• AIM
Print the entries below in their entirety, exactly as they are written.

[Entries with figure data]
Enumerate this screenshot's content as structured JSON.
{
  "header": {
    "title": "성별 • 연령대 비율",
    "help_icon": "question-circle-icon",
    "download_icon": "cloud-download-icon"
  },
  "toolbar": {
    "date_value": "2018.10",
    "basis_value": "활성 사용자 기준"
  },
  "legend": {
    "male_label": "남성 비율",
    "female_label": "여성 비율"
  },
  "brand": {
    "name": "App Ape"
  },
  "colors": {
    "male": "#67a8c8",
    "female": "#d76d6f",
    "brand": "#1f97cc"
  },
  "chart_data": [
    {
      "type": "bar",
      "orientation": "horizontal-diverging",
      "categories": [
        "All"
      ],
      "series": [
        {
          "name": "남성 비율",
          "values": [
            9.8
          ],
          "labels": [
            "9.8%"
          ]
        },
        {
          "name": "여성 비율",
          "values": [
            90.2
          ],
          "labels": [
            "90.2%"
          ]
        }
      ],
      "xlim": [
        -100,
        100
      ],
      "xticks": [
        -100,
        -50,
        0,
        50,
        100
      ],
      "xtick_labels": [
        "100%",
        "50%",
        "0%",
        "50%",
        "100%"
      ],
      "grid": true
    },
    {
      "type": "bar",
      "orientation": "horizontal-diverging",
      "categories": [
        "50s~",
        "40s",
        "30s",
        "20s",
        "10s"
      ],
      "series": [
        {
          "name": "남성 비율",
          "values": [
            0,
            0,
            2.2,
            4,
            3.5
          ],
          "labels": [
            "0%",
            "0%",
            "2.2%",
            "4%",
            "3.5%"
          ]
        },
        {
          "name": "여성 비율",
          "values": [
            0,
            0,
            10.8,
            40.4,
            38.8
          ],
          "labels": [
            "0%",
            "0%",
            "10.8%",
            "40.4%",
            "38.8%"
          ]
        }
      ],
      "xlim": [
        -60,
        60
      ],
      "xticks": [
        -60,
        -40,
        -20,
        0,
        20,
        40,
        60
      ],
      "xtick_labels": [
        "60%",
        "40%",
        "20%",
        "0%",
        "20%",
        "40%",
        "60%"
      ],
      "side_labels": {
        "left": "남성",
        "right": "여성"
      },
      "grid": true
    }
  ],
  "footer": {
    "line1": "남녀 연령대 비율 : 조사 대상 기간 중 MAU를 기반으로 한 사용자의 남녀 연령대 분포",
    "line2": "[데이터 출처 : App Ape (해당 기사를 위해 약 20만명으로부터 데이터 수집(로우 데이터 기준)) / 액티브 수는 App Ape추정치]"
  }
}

• EXPECTED OUTPUT
Enumerate this screenshot's content as structured JSON.
{
  "header": {
    "title": "성별 • 연령대 비율",
    "help_icon": "question-circle-icon",
    "download_icon": "cloud-download-icon"
  },
  "toolbar": {
    "date_value": "2018.10",
    "basis_value": "활성 사용자 기준"
  },
  "legend": {
    "male_label": "남성 비율",
    "female_label": "여성 비율"
  },
  "brand": {
    "name": "App Ape"
  },
  "colors": {
    "male": "#67a8c8",
    "female": "#d76d6f",
    "brand": "#1f97cc"
  },
  "chart_data": [
    {
      "type": "bar",
      "orientation": "horizontal-diverging",
      "categories": [
        "All"
      ],
      "series": [
        {
          "name": "남성 비율",
          "values": [
            9.8
          ],
          "labels": [
            "9.8%"
          ]
        },
        {
          "name": "여성 비율",
          "values": [
            90.2
          ],
          "labels": [
            "90.2%"
          ]
        }
      ],
      "xlim": [
        -100,
        100
      ],
      "xticks": [
        -100,
        -50,
        0,
        50,
        100
      ],
      "xtick_labels": [
        "100%",
        "50%",
        "0%",
        "50%",
        "100%"
      ],
      "grid": true
    },
    {
      "type": "bar",
      "orientation": "horizontal-diverging",
      "categories": [
        "50s~",
        "40s",
        "30s",
        "20s",
        "10s"
      ],
      "series": [
        {
          "name": "남성 비율",
          "values": [
            0,
            0,
            2.2,
            4,
            3.5
          ],
          "labels": [
            "0%",
            "0%",
            "2.2%",
            "4%",
            "3.5%"
          ]
        },
        {
          "name": "여성 비율",
          "values": [
            0,
            0,
            10.8,
            40.4,
            38.8
          ],
          "labels": [
            "0%",
            "0%",
            "10.8%",
            "40.4%",
            "38.8%"
          ]
        }
      ],
      "xlim": [
        -60,
        60
      ],
      "xticks": [
        -60,
        -40,
        -20,
        0,
        20,
        40,
        60
      ],
      "xtick_labels": [
        "60%",
        "40%",
        "20%",
        "0%",
        "20%",
        "40%",
        "60%"
      ],
      "side_labels": {
        "left": "남성",
        "right": "여성"
      },
      "grid": true
    }
  ],
  "footer": {
    "line1": "남녀 연령대 비율 : 조사 대상 기간 중 MAU를 기반으로 한 사용자의 남녀 연령대 분포",
    "line2": "[데이터 출처 : App Ape (해당 기사를 위해 약 20만명으로부터 데이터 수집(로우 데이터 기준)) / 액티브 수는 App Ape추정치]"
  }
}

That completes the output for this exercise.